───── SUPPLIED INFORMATION ─────
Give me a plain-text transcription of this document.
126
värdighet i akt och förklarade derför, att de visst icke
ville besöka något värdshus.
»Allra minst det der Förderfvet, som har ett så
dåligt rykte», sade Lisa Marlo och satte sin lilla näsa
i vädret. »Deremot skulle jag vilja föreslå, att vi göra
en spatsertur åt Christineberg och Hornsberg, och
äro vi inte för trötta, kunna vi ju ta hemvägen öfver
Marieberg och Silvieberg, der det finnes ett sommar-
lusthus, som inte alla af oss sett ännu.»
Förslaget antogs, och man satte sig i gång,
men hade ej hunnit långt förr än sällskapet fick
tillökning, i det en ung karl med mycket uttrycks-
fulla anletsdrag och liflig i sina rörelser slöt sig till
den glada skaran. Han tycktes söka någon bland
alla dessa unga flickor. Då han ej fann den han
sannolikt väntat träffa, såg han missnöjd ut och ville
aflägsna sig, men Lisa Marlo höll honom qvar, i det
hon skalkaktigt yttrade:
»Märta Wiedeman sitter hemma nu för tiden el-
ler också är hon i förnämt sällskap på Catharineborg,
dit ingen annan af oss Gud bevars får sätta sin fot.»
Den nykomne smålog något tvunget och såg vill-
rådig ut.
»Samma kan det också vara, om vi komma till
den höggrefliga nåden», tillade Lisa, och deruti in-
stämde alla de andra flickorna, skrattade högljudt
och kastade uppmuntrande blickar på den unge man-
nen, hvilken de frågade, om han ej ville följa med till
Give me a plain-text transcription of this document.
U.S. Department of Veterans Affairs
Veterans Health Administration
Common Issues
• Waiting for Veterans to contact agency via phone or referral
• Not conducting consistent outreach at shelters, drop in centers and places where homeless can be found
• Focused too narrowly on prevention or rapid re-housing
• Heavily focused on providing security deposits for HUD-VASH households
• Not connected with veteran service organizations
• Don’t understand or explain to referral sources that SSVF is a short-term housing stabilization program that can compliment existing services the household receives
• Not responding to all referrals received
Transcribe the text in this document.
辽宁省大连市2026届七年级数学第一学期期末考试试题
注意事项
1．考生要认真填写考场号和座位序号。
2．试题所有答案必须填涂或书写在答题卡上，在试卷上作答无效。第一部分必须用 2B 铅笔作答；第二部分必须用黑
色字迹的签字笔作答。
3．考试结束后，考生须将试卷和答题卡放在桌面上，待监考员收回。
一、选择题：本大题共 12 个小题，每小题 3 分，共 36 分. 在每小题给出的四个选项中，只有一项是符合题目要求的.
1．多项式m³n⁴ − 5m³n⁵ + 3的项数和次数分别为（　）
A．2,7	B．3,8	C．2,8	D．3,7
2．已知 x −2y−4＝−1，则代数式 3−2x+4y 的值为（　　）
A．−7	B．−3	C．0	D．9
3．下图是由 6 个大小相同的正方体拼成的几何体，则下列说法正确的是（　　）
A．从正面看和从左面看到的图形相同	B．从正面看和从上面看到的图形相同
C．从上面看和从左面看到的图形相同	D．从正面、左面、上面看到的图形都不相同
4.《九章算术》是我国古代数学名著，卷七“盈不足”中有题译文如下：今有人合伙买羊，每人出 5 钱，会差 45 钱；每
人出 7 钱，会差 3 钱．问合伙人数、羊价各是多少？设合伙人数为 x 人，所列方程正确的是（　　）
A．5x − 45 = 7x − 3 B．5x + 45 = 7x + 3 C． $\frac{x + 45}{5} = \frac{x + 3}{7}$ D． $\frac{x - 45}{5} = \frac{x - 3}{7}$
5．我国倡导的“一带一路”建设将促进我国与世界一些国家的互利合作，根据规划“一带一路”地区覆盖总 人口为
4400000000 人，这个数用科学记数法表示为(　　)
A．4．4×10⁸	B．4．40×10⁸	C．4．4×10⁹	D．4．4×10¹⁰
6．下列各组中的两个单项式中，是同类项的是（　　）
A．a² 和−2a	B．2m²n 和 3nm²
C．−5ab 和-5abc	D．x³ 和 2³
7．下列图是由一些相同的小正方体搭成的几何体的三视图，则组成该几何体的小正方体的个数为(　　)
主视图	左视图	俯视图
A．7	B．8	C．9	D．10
─────
● GOAL
Make an exact copy of all the data.

● ANSWER FOR THIS EXERCISE
Give me a plain-text transcription of this document.
126
värdighet i akt och förklarade derför, att de visst icke
ville besöka något värdshus.
»Allra minst det der Förderfvet, som har ett så
dåligt rykte», sade Lisa Marlo och satte sin lilla näsa
i vädret. »Deremot skulle jag vilja föreslå, att vi göra
en spatsertur åt Christineberg och Hornsberg, och
äro vi inte för trötta, kunna vi ju ta hemvägen öfver
Marieberg och Silvieberg, der det finnes ett sommar-
lusthus, som inte alla af oss sett ännu.»
Förslaget antogs, och man satte sig i gång,
men hade ej hunnit långt förr än sällskapet fick
tillökning, i det en ung karl med mycket uttrycks-
fulla anletsdrag och liflig i sina rörelser slöt sig till
den glada skaran. Han tycktes söka någon bland
alla dessa unga flickor. Då han ej fann den han
sannolikt väntat träffa, såg han missnöjd ut och ville
aflägsna sig, men Lisa Marlo höll honom qvar, i det
hon skalkaktigt yttrade:
»Märta Wiedeman sitter hemma nu för tiden el-
ler också är hon i förnämt sällskap på Catharineborg,
dit ingen annan af oss Gud bevars får sätta sin fot.»
Den nykomne smålog något tvunget och såg vill-
rådig ut.
»Samma kan det också vara, om vi komma till
den höggrefliga nåden», tillade Lisa, och deruti in-
stämde alla de andra flickorna, skrattade högljudt
och kastade uppmuntrande blickar på den unge man-
nen, hvilken de frågade, om han ej ville följa med till
Give me a plain-text transcription of this document.
U.S. Department of Veterans Affairs
Veterans Health Administration
Common Issues
• Waiting for Veterans to contact agency via phone or referral
• Not conducting consistent outreach at shelters, drop in centers and places where homeless can be found
• Focused too narrowly on prevention or rapid re-housing
• Heavily focused on providing security deposits for HUD-VASH households
• Not connected with veteran service organizations
• Don’t understand or explain to referral sources that SSVF is a short-term housing stabilization program that can compliment existing services the household receives
• Not responding to all referrals received
Transcribe the text in this document.
辽宁省大连市2026届七年级数学第一学期期末考试试题
注意事项
1．考生要认真填写考场号和座位序号。
2．试题所有答案必须填涂或书写在答题卡上，在试卷上作答无效。第一部分必须用 2B 铅笔作答；第二部分必须用黑
色字迹的签字笔作答。
3．考试结束后，考生须将试卷和答题卡放在桌面上，待监考员收回。
一、选择题：本大题共 12 个小题，每小题 3 分，共 36 分. 在每小题给出的四个选项中，只有一项是符合题目要求的.
1．多项式m³n⁴ − 5m³n⁵ + 3的项数和次数分别为（　）
A．2,7	B．3,8	C．2,8	D．3,7
2．已知 x −2y−4＝−1，则代数式 3−2x+4y 的值为（　　）
A．−7	B．−3	C．0	D．9
3．下图是由 6 个大小相同的正方体拼成的几何体，则下列说法正确的是（　　）
A．从正面看和从左面看到的图形相同	B．从正面看和从上面看到的图形相同
C．从上面看和从左面看到的图形相同	D．从正面、左面、上面看到的图形都不相同
4.《九章算术》是我国古代数学名著，卷七“盈不足”中有题译文如下：今有人合伙买羊，每人出 5 钱，会差 45 钱；每
人出 7 钱，会差 3 钱．问合伙人数、羊价各是多少？设合伙人数为 x 人，所列方程正确的是（　　）
A．5x − 45 = 7x − 3 B．5x + 45 = 7x + 3 C． $\frac{x + 45}{5} = \frac{x + 3}{7}$ D． $\frac{x - 45}{5} = \frac{x - 3}{7}$
5．我国倡导的“一带一路”建设将促进我国与世界一些国家的互利合作，根据规划“一带一路”地区覆盖总 人口为
4400000000 人，这个数用科学记数法表示为(　　)
A．4．4×10⁸	B．4．40×10⁸	C．4．4×10⁹	D．4．4×10¹⁰
6．下列各组中的两个单项式中，是同类项的是（　　）
A．a² 和−2a	B．2m²n 和 3nm²
C．−5ab 和-5abc	D．x³ 和 2³
7．下列图是由一些相同的小正方体搭成的几何体的三视图，则组成该几何体的小正方体的个数为(　　)
主视图	左视图	俯视图
A．7	B．8	C．9	D．10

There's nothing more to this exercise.